--- Start DATA FOR THIS TASK ---
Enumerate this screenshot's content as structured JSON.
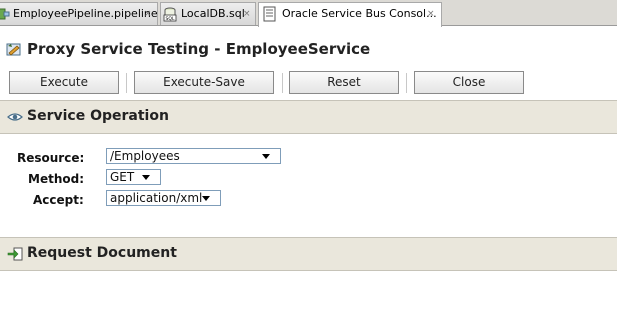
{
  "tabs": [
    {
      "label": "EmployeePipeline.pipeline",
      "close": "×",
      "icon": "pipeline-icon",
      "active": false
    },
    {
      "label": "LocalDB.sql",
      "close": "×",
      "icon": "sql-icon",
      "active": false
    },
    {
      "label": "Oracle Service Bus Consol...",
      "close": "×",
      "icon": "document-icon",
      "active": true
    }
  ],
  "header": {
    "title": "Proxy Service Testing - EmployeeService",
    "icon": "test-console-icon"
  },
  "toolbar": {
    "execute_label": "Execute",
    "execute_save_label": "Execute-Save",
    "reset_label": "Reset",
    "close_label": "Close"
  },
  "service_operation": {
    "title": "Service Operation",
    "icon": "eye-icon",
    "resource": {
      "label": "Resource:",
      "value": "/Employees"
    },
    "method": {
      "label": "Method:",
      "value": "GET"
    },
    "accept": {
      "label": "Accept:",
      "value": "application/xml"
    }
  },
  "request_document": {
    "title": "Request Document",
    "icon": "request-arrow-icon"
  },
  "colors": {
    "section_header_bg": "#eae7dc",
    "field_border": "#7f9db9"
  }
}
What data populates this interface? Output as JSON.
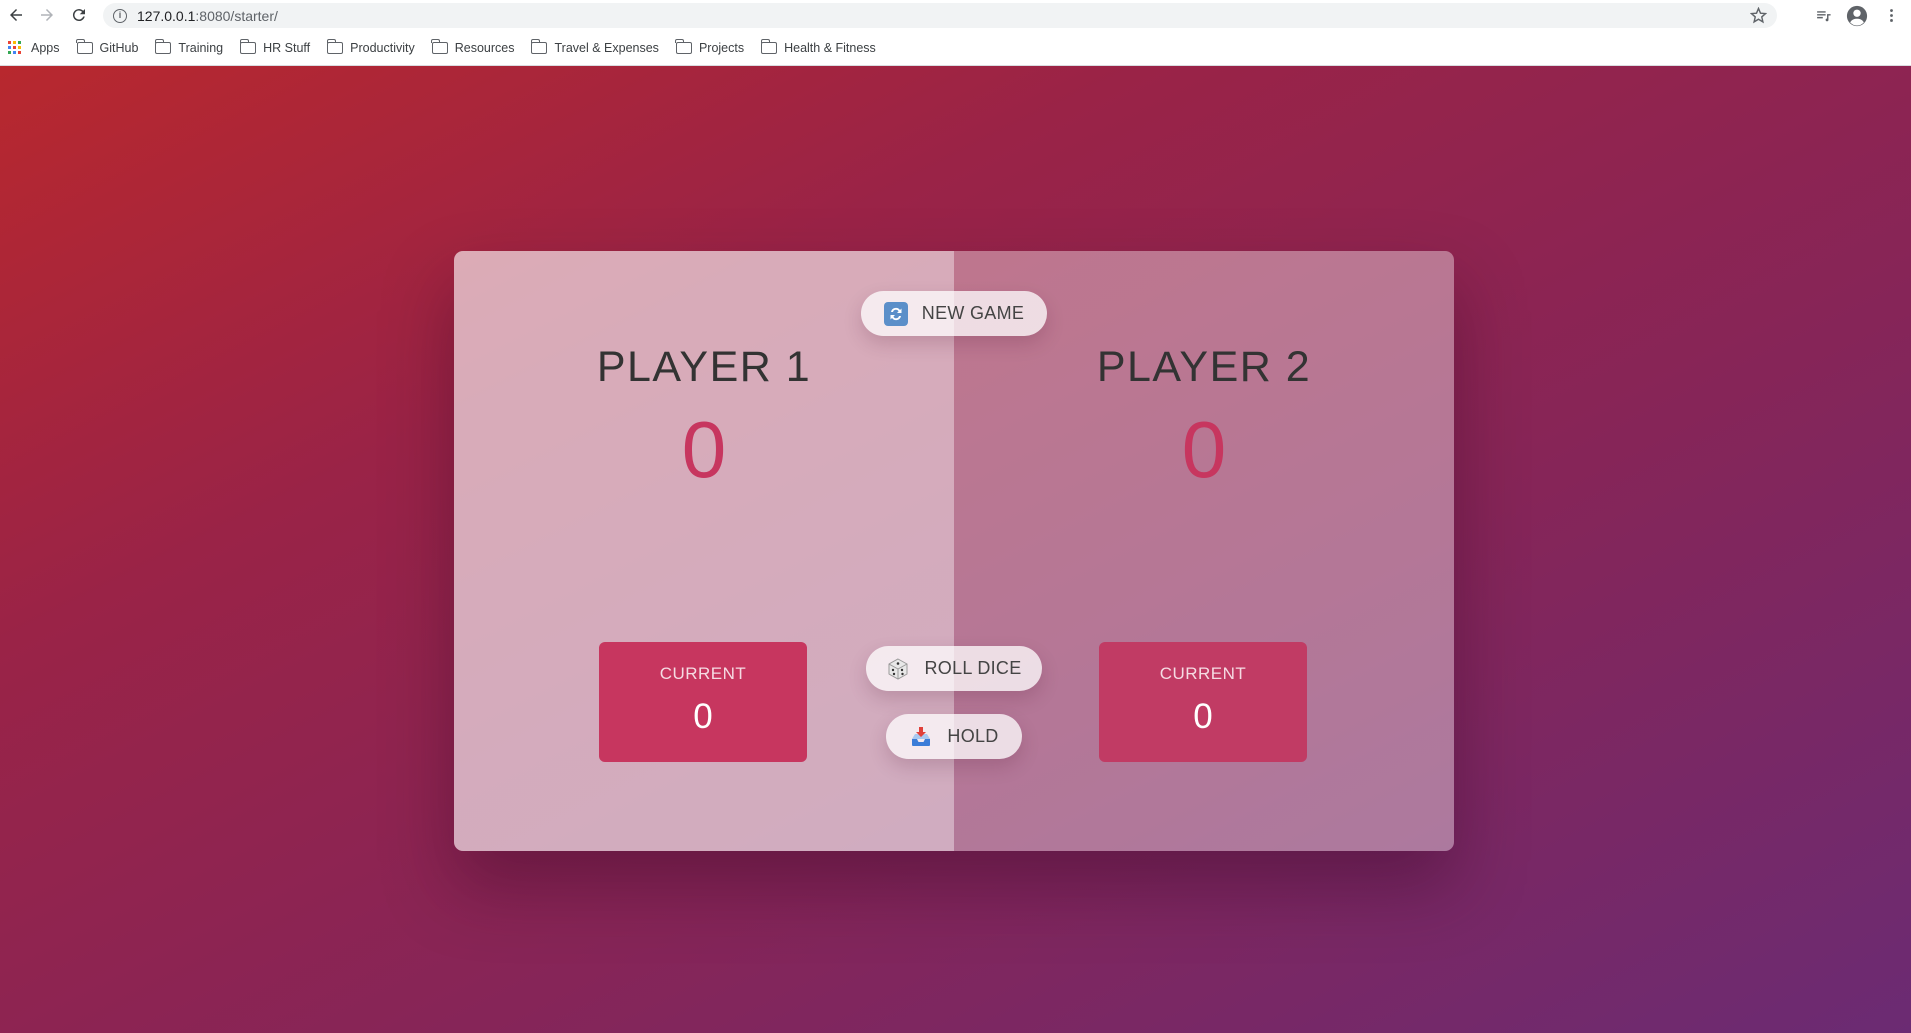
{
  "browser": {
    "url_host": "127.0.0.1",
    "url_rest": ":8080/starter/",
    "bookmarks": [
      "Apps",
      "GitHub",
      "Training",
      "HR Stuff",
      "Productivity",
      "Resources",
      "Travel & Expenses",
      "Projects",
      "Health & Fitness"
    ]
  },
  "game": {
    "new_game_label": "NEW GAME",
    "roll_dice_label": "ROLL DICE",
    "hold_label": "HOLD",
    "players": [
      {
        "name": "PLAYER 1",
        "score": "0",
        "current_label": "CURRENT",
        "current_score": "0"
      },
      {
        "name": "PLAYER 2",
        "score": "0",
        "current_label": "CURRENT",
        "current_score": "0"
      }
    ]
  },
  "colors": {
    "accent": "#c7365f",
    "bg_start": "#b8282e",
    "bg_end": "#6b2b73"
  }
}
--- End DATA FOR THIS TASK ---
--- Start DATA FOR THIS TASK ---
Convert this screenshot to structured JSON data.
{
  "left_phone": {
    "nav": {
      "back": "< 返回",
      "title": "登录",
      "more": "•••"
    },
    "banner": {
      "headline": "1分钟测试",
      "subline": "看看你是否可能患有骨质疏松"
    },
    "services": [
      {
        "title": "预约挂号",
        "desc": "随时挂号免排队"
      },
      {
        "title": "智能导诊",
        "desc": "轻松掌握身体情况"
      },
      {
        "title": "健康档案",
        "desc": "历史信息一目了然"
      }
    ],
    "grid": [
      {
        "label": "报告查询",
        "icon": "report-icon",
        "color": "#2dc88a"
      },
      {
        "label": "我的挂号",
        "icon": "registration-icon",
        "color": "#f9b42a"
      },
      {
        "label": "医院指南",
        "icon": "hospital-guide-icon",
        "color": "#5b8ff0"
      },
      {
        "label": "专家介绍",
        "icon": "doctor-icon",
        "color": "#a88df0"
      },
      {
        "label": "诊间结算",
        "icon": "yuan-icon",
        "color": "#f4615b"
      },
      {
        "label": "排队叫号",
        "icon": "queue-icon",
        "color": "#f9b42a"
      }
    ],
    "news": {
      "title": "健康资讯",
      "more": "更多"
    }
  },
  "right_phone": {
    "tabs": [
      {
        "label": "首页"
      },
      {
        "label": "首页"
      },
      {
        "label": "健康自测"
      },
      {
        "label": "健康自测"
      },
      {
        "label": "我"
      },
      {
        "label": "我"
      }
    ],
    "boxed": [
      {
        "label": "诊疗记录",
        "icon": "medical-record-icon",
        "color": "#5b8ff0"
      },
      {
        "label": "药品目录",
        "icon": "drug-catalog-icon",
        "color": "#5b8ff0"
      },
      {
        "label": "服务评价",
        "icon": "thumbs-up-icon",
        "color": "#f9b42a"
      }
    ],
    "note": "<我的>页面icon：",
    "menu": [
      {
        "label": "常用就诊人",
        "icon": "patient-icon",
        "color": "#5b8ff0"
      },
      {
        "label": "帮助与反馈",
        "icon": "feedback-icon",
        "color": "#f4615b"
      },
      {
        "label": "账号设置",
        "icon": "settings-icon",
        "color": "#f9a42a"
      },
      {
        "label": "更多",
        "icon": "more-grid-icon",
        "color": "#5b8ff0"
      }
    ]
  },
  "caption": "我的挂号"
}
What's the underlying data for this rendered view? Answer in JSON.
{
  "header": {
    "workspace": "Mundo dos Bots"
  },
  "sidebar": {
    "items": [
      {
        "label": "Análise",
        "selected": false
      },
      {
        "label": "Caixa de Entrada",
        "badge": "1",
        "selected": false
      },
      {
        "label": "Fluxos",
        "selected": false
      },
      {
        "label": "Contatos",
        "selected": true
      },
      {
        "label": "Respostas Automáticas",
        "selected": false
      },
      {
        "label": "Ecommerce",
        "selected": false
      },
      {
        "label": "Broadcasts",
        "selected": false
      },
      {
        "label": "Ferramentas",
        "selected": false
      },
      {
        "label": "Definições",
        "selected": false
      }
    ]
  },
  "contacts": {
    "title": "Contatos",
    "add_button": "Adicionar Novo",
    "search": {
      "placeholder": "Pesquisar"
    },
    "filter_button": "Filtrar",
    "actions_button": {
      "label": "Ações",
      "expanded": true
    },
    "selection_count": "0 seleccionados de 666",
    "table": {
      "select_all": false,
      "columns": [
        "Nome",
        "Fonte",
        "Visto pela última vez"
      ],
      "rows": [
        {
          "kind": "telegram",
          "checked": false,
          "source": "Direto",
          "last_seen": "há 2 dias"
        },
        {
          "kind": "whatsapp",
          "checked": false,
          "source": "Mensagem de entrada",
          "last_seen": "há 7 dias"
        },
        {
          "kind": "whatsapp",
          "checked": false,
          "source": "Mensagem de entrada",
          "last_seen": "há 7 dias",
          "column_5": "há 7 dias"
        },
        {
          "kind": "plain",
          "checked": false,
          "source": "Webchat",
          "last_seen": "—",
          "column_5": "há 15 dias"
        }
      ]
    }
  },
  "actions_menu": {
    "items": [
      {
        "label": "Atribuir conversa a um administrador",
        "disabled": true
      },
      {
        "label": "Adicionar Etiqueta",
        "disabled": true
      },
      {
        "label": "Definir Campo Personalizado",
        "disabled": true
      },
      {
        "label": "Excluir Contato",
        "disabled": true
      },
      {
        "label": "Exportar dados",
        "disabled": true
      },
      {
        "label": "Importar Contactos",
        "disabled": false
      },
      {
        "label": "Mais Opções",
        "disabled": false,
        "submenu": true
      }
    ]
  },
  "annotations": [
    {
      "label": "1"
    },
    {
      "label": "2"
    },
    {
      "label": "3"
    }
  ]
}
--- End DATA FOR THIS TASK ---
* **WHAT THE TASK ASKS**:
Copy out all lines from the material above that contain the string "desc".

* **RESULT OF THE TASK**:
        "desc": "随时挂号免排队"
        "desc": "轻松掌握身体情况"
        "desc": "历史信息一目了然"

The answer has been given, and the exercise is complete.